## Instruction
Omit every picture while repeating the entries exactly.

— begin Extracted information —

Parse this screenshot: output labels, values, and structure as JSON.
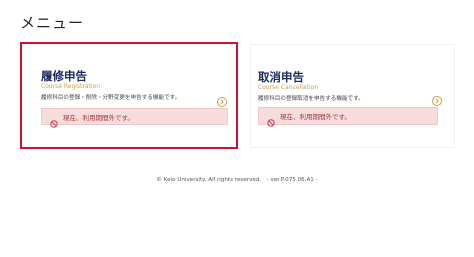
{
  "page": {
    "title": "メニュー"
  },
  "cards": [
    {
      "title": "履修申告",
      "subtitle": "Course Registration",
      "description": "履修科目の登録・削除・分野変更を申告する機能です。",
      "alert": "現在、利用期間外です。",
      "arrow_icon": "chevron-right-circle-icon",
      "highlighted": true
    },
    {
      "title": "取消申告",
      "subtitle": "Course Cancellation",
      "description": "履修科目の登録取消を申告する機能です。",
      "alert": "現在、利用期間外です。",
      "arrow_icon": "chevron-right-circle-icon",
      "highlighted": false
    }
  ],
  "footer": {
    "text": "© Keio University. All rights reserved.　- ver.P.075.06.A1 -"
  },
  "colors": {
    "title_navy": "#1c2c63",
    "subtitle_gold": "#c9a14e",
    "alert_bg": "#f7dcde",
    "alert_text": "#a33a3f",
    "highlight_border": "#d0112b"
  }
}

— end Extracted information —

## Response to this task
Parse this screenshot: output labels, values, and structure as JSON.
{
  "page": {
    "title": "メニュー"
  },
  "cards": [
    {
      "title": "履修申告",
      "subtitle": "Course Registration",
      "description": "履修科目の登録・削除・分野変更を申告する機能です。",
      "alert": "現在、利用期間外です。",
      "arrow_icon": "chevron-right-circle-icon",
      "highlighted": true
    },
    {
      "title": "取消申告",
      "subtitle": "Course Cancellation",
      "description": "履修科目の登録取消を申告する機能です。",
      "alert": "現在、利用期間外です。",
      "arrow_icon": "chevron-right-circle-icon",
      "highlighted": false
    }
  ],
  "footer": {
    "text": "© Keio University. All rights reserved.　- ver.P.075.06.A1 -"
  },
  "colors": {
    "title_navy": "#1c2c63",
    "subtitle_gold": "#c9a14e",
    "alert_bg": "#f7dcde",
    "alert_text": "#a33a3f",
    "highlight_border": "#d0112b"
  }
}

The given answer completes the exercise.